* Your instructions
Only the pictures are left out: repeat the rest of the entries exactly.
-- begin Records for this exercise --
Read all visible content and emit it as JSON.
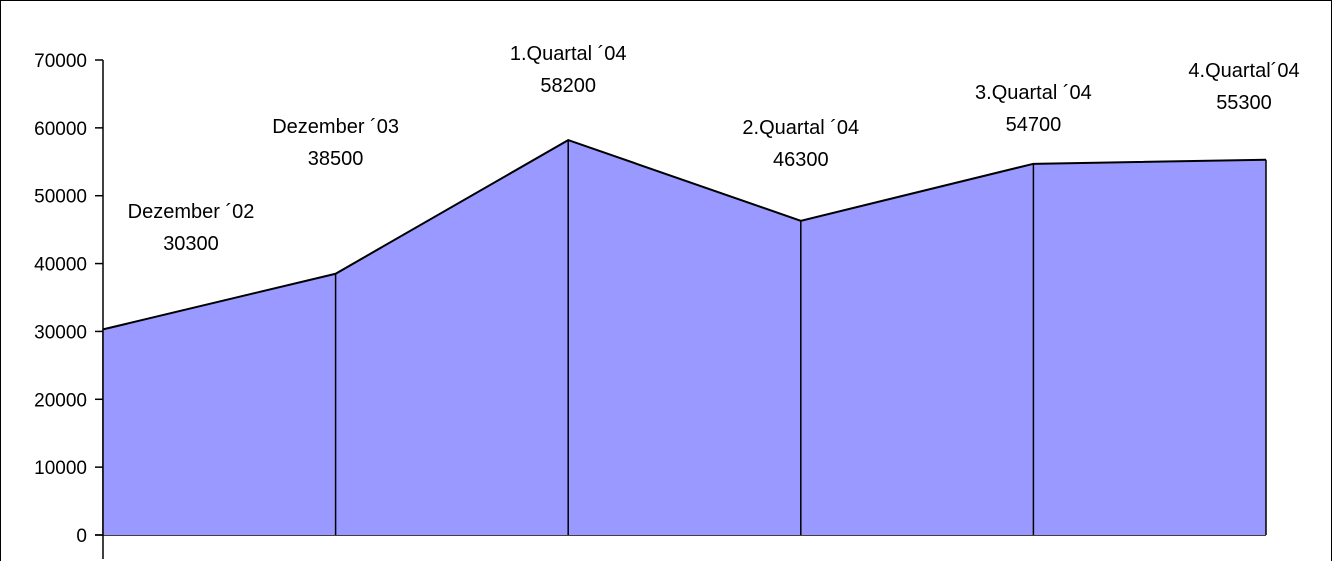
{
  "chart_data": {
    "type": "area",
    "title": "",
    "xlabel": "",
    "ylabel": "",
    "ylim": [
      0,
      70000
    ],
    "yticks": [
      0,
      10000,
      20000,
      30000,
      40000,
      50000,
      60000,
      70000
    ],
    "grid": false,
    "legend": "none",
    "fill_color": "#9999ff",
    "line_color": "#000000",
    "points": [
      {
        "label": "Dezember ´02",
        "value": 30300
      },
      {
        "label": "Dezember ´03",
        "value": 38500
      },
      {
        "label": "1.Quartal ´04",
        "value": 58200
      },
      {
        "label": "2.Quartal ´04",
        "value": 46300
      },
      {
        "label": "3.Quartal ´04",
        "value": 54700
      },
      {
        "label": "4.Quartal´04",
        "value": 55300
      }
    ]
  }
}
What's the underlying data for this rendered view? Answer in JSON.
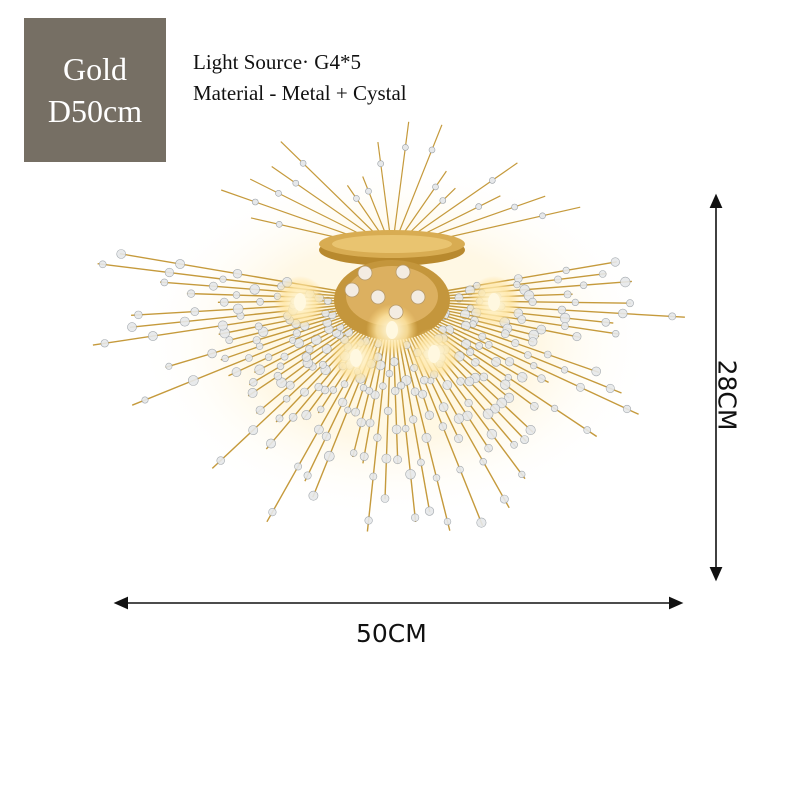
{
  "badge": {
    "line1": "Gold",
    "line2": "D50cm"
  },
  "specs": {
    "light_source": "Light Source· G4*5",
    "material": "Material - Metal + Cystal"
  },
  "dimensions": {
    "width": "50CM",
    "height": "28CM"
  },
  "colors": {
    "badge_bg": "#766f64",
    "gold": "#c59a3c",
    "crystal": "#e6e8ea"
  }
}
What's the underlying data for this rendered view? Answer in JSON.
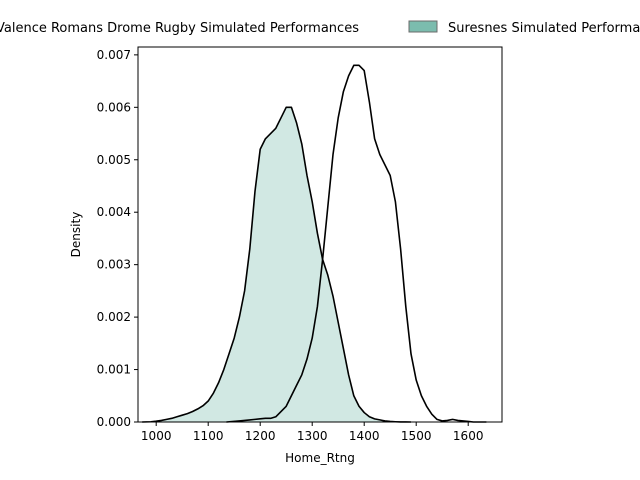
{
  "chart_data": {
    "type": "area",
    "title": "",
    "xlabel": "Home_Rtng",
    "ylabel": "Density",
    "xlim": [
      965,
      1665
    ],
    "ylim": [
      0,
      0.00715
    ],
    "x_ticks": [
      {
        "value": 1000,
        "label": "1000"
      },
      {
        "value": 1100,
        "label": "1100"
      },
      {
        "value": 1200,
        "label": "1200"
      },
      {
        "value": 1300,
        "label": "1300"
      },
      {
        "value": 1400,
        "label": "1400"
      },
      {
        "value": 1500,
        "label": "1500"
      },
      {
        "value": 1600,
        "label": "1600"
      }
    ],
    "y_ticks": [
      {
        "value": 0.0,
        "label": "0.000"
      },
      {
        "value": 0.001,
        "label": "0.001"
      },
      {
        "value": 0.002,
        "label": "0.002"
      },
      {
        "value": 0.003,
        "label": "0.003"
      },
      {
        "value": 0.004,
        "label": "0.004"
      },
      {
        "value": 0.005,
        "label": "0.005"
      },
      {
        "value": 0.006,
        "label": "0.006"
      },
      {
        "value": 0.007,
        "label": "0.007"
      }
    ],
    "grid": false,
    "legend_position": "top",
    "series": [
      {
        "name": "Valence Romans Drome Rugby Simulated Performances",
        "fill": "#ffffff",
        "fill_opacity": 0,
        "legend_fill": "#ffffff",
        "line_color": "#000000",
        "x": [
          1135,
          1160,
          1170,
          1180,
          1190,
          1200,
          1210,
          1220,
          1230,
          1240,
          1250,
          1260,
          1270,
          1280,
          1290,
          1300,
          1310,
          1320,
          1330,
          1340,
          1350,
          1360,
          1370,
          1380,
          1390,
          1400,
          1410,
          1420,
          1430,
          1440,
          1450,
          1460,
          1470,
          1480,
          1490,
          1500,
          1510,
          1520,
          1530,
          1540,
          1550,
          1560,
          1570,
          1580,
          1590,
          1600,
          1610,
          1620,
          1635
        ],
        "y": [
          0.0,
          2e-05,
          3e-05,
          4e-05,
          5e-05,
          6e-05,
          7e-05,
          7e-05,
          0.0001,
          0.0002,
          0.0003,
          0.0005,
          0.0007,
          0.0009,
          0.0012,
          0.0016,
          0.0022,
          0.0031,
          0.0041,
          0.0051,
          0.0058,
          0.0063,
          0.0066,
          0.0068,
          0.0068,
          0.0067,
          0.0061,
          0.0054,
          0.0051,
          0.0049,
          0.0047,
          0.0042,
          0.0033,
          0.0022,
          0.0013,
          0.0008,
          0.0005,
          0.0003,
          0.00015,
          5e-05,
          2e-05,
          3e-05,
          5e-05,
          3e-05,
          2e-05,
          1e-05,
          0.0,
          0.0,
          0.0
        ]
      },
      {
        "name": "Suresnes Simulated Performances",
        "fill": "#8cc5b8",
        "fill_opacity": 0.4,
        "legend_fill": "#7bbcae",
        "line_color": "#000000",
        "x": [
          973,
          990,
          1000,
          1010,
          1020,
          1030,
          1040,
          1050,
          1060,
          1070,
          1080,
          1090,
          1100,
          1110,
          1120,
          1130,
          1140,
          1150,
          1160,
          1170,
          1180,
          1190,
          1200,
          1210,
          1220,
          1230,
          1240,
          1250,
          1260,
          1270,
          1280,
          1290,
          1300,
          1310,
          1320,
          1330,
          1340,
          1350,
          1360,
          1370,
          1380,
          1390,
          1400,
          1410,
          1420,
          1430,
          1440,
          1450,
          1460,
          1470,
          1480,
          1490
        ],
        "y": [
          0.0,
          5e-06,
          1.5e-05,
          3e-05,
          5e-05,
          7e-05,
          0.0001,
          0.00013,
          0.00016,
          0.0002,
          0.00025,
          0.00031,
          0.0004,
          0.00055,
          0.00075,
          0.001,
          0.0013,
          0.0016,
          0.002,
          0.0025,
          0.0033,
          0.0044,
          0.0052,
          0.0054,
          0.0055,
          0.0056,
          0.0058,
          0.006,
          0.006,
          0.0057,
          0.0053,
          0.0047,
          0.0042,
          0.0036,
          0.0031,
          0.0028,
          0.0024,
          0.0019,
          0.0014,
          0.0009,
          0.0005,
          0.0003,
          0.00018,
          0.0001,
          6e-05,
          4e-05,
          2e-05,
          1e-05,
          5e-06,
          2e-06,
          1e-06,
          0.0
        ]
      }
    ]
  }
}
-- end Records for this exercise --
* In response
Read all visible content and emit it as JSON.
{
  "chart_data": {
    "type": "area",
    "title": "",
    "xlabel": "",
    "ylabel": "",
    "ylim": [
      0,
      70000
    ],
    "yticks": [
      0,
      10000,
      20000,
      30000,
      40000,
      50000,
      60000,
      70000
    ],
    "grid": false,
    "legend": "none",
    "fill_color": "#9999ff",
    "line_color": "#000000",
    "points": [
      {
        "label": "Dezember ´02",
        "value": 30300
      },
      {
        "label": "Dezember ´03",
        "value": 38500
      },
      {
        "label": "1.Quartal ´04",
        "value": 58200
      },
      {
        "label": "2.Quartal ´04",
        "value": 46300
      },
      {
        "label": "3.Quartal ´04",
        "value": 54700
      },
      {
        "label": "4.Quartal´04",
        "value": 55300
      }
    ]
  }
}
What's the underlying data for this rendered view? Answer in JSON.
{
  "badge": {
    "line1": "Gold",
    "line2": "D50cm"
  },
  "specs": {
    "light_source": "Light Source· G4*5",
    "material": "Material - Metal + Cystal"
  },
  "dimensions": {
    "width": "50CM",
    "height": "28CM"
  },
  "colors": {
    "badge_bg": "#766f64",
    "gold": "#c59a3c",
    "crystal": "#e6e8ea"
  }
}
What's the underlying data for this rendered view? Answer in JSON.
{
  "chart_data": {
    "type": "area",
    "title": "",
    "xlabel": "Home_Rtng",
    "ylabel": "Density",
    "xlim": [
      965,
      1665
    ],
    "ylim": [
      0,
      0.00715
    ],
    "x_ticks": [
      {
        "value": 1000,
        "label": "1000"
      },
      {
        "value": 1100,
        "label": "1100"
      },
      {
        "value": 1200,
        "label": "1200"
      },
      {
        "value": 1300,
        "label": "1300"
      },
      {
        "value": 1400,
        "label": "1400"
      },
      {
        "value": 1500,
        "label": "1500"
      },
      {
        "value": 1600,
        "label": "1600"
      }
    ],
    "y_ticks": [
      {
        "value": 0.0,
        "label": "0.000"
      },
      {
        "value": 0.001,
        "label": "0.001"
      },
      {
        "value": 0.002,
        "label": "0.002"
      },
      {
        "value": 0.003,
        "label": "0.003"
      },
      {
        "value": 0.004,
        "label": "0.004"
      },
      {
        "value": 0.005,
        "label": "0.005"
      },
      {
        "value": 0.006,
        "label": "0.006"
      },
      {
        "value": 0.007,
        "label": "0.007"
      }
    ],
    "grid": false,
    "legend_position": "top",
    "series": [
      {
        "name": "Valence Romans Drome Rugby Simulated Performances",
        "fill": "#ffffff",
        "fill_opacity": 0,
        "legend_fill": "#ffffff",
        "line_color": "#000000",
        "x": [
          1135,
          1160,
          1170,
          1180,
          1190,
          1200,
          1210,
          1220,
          1230,
          1240,
          1250,
          1260,
          1270,
          1280,
          1290,
          1300,
          1310,
          1320,
          1330,
          1340,
          1350,
          1360,
          1370,
          1380,
          1390,
          1400,
          1410,
          1420,
          1430,
          1440,
          1450,
          1460,
          1470,
          1480,
          1490,
          1500,
          1510,
          1520,
          1530,
          1540,
          1550,
          1560,
          1570,
          1580,
          1590,
          1600,
          1610,
          1620,
          1635
        ],
        "y": [
          0.0,
          2e-05,
          3e-05,
          4e-05,
          5e-05,
          6e-05,
          7e-05,
          7e-05,
          0.0001,
          0.0002,
          0.0003,
          0.0005,
          0.0007,
          0.0009,
          0.0012,
          0.0016,
          0.0022,
          0.0031,
          0.0041,
          0.0051,
          0.0058,
          0.0063,
          0.0066,
          0.0068,
          0.0068,
          0.0067,
          0.0061,
          0.0054,
          0.0051,
          0.0049,
          0.0047,
          0.0042,
          0.0033,
          0.0022,
          0.0013,
          0.0008,
          0.0005,
          0.0003,
          0.00015,
          5e-05,
          2e-05,
          3e-05,
          5e-05,
          3e-05,
          2e-05,
          1e-05,
          0.0,
          0.0,
          0.0
        ]
      },
      {
        "name": "Suresnes Simulated Performances",
        "fill": "#8cc5b8",
        "fill_opacity": 0.4,
        "legend_fill": "#7bbcae",
        "line_color": "#000000",
        "x": [
          973,
          990,
          1000,
          1010,
          1020,
          1030,
          1040,
          1050,
          1060,
          1070,
          1080,
          1090,
          1100,
          1110,
          1120,
          1130,
          1140,
          1150,
          1160,
          1170,
          1180,
          1190,
          1200,
          1210,
          1220,
          1230,
          1240,
          1250,
          1260,
          1270,
          1280,
          1290,
          1300,
          1310,
          1320,
          1330,
          1340,
          1350,
          1360,
          1370,
          1380,
          1390,
          1400,
          1410,
          1420,
          1430,
          1440,
          1450,
          1460,
          1470,
          1480,
          1490
        ],
        "y": [
          0.0,
          5e-06,
          1.5e-05,
          3e-05,
          5e-05,
          7e-05,
          0.0001,
          0.00013,
          0.00016,
          0.0002,
          0.00025,
          0.00031,
          0.0004,
          0.00055,
          0.00075,
          0.001,
          0.0013,
          0.0016,
          0.002,
          0.0025,
          0.0033,
          0.0044,
          0.0052,
          0.0054,
          0.0055,
          0.0056,
          0.0058,
          0.006,
          0.006,
          0.0057,
          0.0053,
          0.0047,
          0.0042,
          0.0036,
          0.0031,
          0.0028,
          0.0024,
          0.0019,
          0.0014,
          0.0009,
          0.0005,
          0.0003,
          0.00018,
          0.0001,
          6e-05,
          4e-05,
          2e-05,
          1e-05,
          5e-06,
          2e-06,
          1e-06,
          0.0
        ]
      }
    ]
  }
}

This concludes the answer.